**Directions**
Go through the material below and copy each line where the word "this" appears.

- - -

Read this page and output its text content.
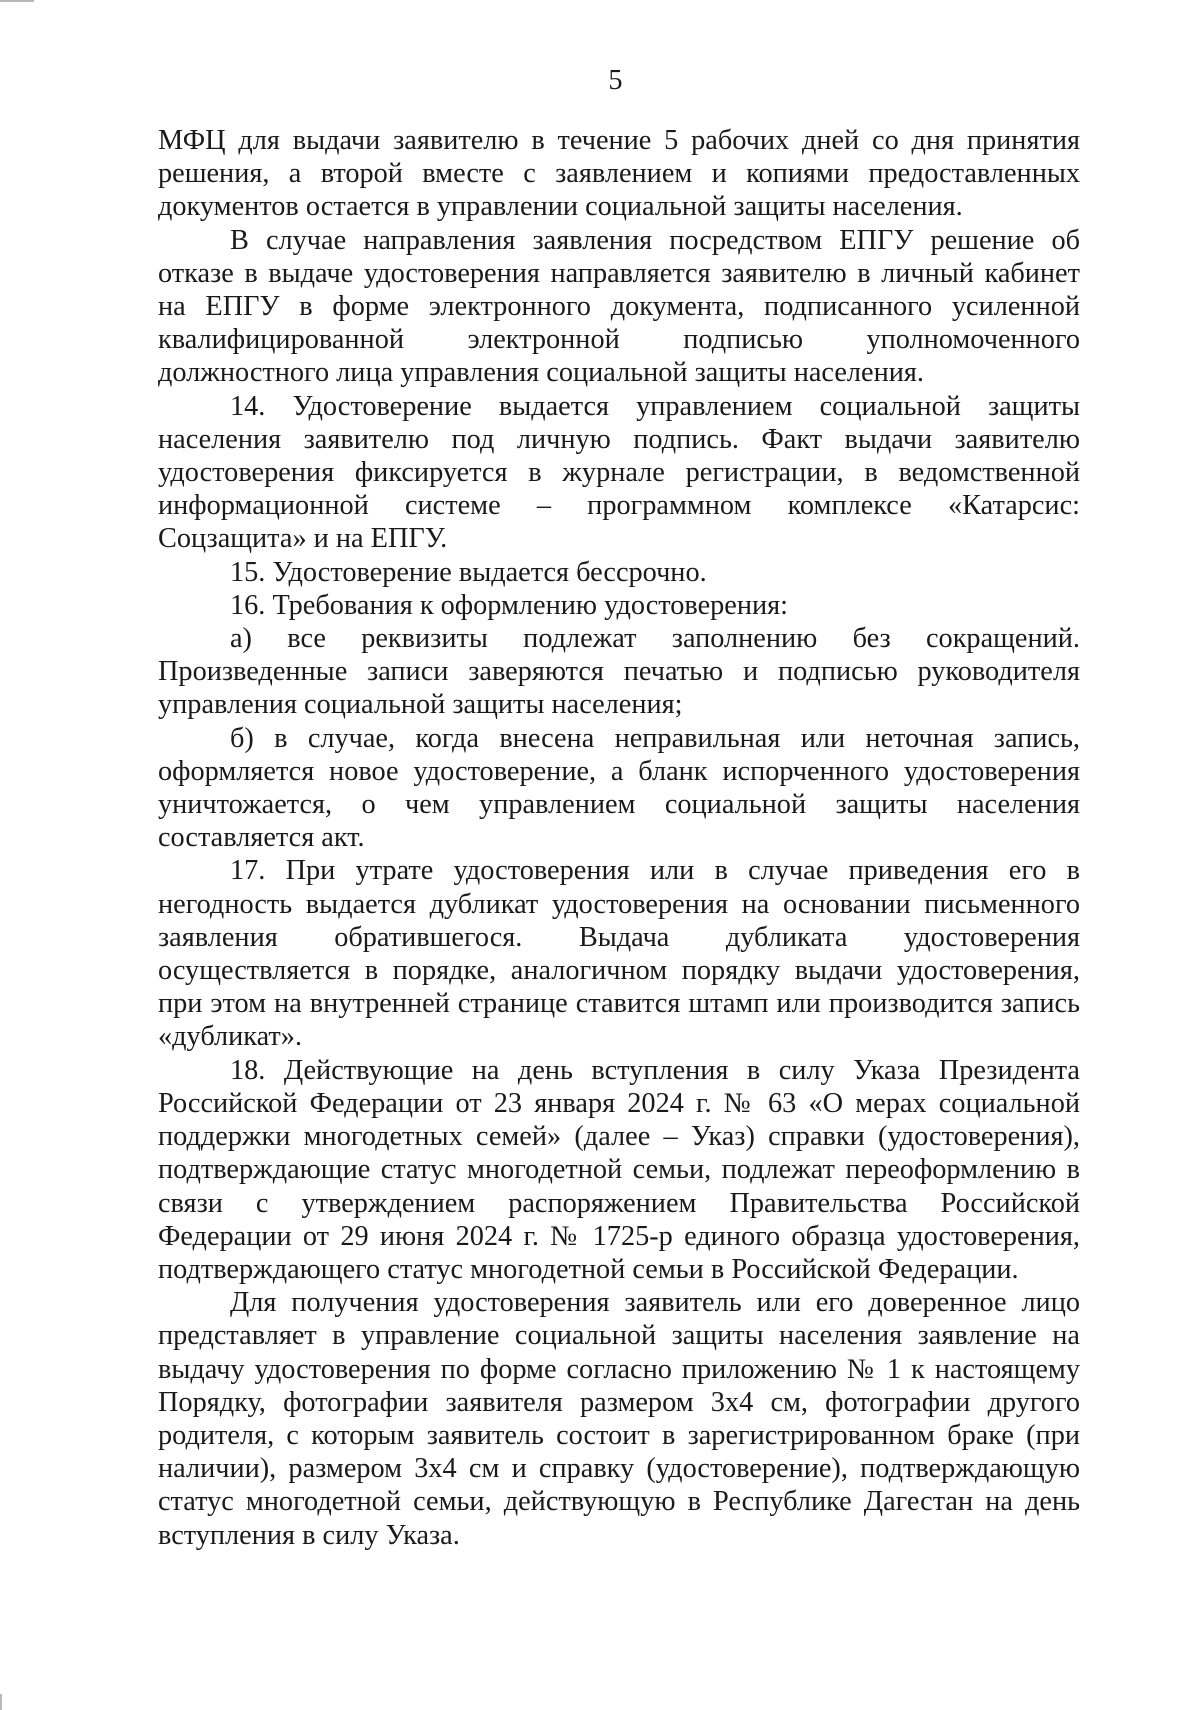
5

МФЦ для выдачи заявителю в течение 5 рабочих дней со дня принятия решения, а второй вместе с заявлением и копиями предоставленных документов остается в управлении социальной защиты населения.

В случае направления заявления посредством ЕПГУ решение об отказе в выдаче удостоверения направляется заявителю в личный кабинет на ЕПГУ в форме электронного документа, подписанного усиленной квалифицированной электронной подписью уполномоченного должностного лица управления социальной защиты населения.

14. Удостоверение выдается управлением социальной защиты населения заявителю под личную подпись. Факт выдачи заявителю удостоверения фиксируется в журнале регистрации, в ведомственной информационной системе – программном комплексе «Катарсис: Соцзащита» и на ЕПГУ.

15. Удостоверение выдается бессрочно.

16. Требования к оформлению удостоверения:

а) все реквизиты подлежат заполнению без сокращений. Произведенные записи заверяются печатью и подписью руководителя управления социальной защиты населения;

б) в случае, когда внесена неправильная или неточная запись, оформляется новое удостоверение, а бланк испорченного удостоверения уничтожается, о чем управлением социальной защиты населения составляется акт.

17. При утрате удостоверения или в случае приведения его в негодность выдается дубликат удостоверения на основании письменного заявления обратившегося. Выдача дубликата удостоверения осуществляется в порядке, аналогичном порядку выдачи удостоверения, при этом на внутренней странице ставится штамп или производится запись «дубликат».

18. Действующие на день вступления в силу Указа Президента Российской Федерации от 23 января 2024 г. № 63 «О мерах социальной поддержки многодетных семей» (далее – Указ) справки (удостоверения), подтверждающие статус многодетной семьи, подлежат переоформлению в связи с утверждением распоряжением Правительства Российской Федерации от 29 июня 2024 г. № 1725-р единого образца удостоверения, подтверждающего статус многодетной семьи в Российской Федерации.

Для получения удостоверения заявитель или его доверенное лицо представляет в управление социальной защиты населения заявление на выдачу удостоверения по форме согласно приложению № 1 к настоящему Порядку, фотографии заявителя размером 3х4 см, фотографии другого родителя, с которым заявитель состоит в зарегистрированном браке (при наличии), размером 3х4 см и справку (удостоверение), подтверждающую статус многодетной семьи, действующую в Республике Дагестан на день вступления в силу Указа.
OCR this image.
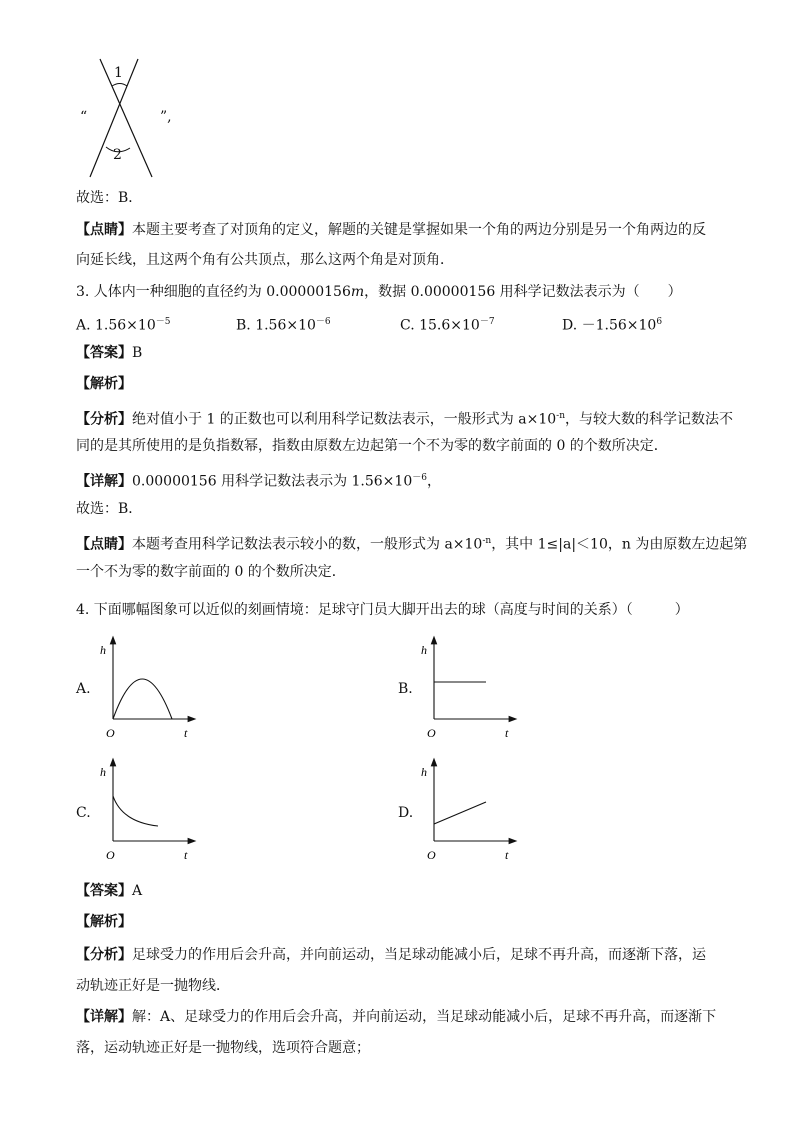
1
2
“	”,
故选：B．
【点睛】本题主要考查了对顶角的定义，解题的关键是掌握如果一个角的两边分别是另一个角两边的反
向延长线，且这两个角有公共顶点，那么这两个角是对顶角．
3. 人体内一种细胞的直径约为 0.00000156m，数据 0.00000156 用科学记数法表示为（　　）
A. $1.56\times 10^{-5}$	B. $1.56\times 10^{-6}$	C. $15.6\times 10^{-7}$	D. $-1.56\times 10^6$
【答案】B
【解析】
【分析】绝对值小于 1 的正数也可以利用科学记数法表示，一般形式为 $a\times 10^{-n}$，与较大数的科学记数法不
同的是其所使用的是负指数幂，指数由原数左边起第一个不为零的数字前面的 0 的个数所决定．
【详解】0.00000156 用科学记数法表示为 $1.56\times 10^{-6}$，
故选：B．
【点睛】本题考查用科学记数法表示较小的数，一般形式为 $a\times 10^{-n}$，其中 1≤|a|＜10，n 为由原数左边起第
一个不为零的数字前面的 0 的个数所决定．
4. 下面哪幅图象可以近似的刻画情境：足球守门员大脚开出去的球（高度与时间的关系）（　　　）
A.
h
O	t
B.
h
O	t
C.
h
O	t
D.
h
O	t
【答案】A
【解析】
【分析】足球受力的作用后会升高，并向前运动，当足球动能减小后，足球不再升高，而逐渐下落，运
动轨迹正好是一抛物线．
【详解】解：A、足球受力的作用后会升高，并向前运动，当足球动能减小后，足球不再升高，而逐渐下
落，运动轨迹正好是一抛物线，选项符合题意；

- - -

**Finished exercise**
Read this page and output its text content.
OCR this image.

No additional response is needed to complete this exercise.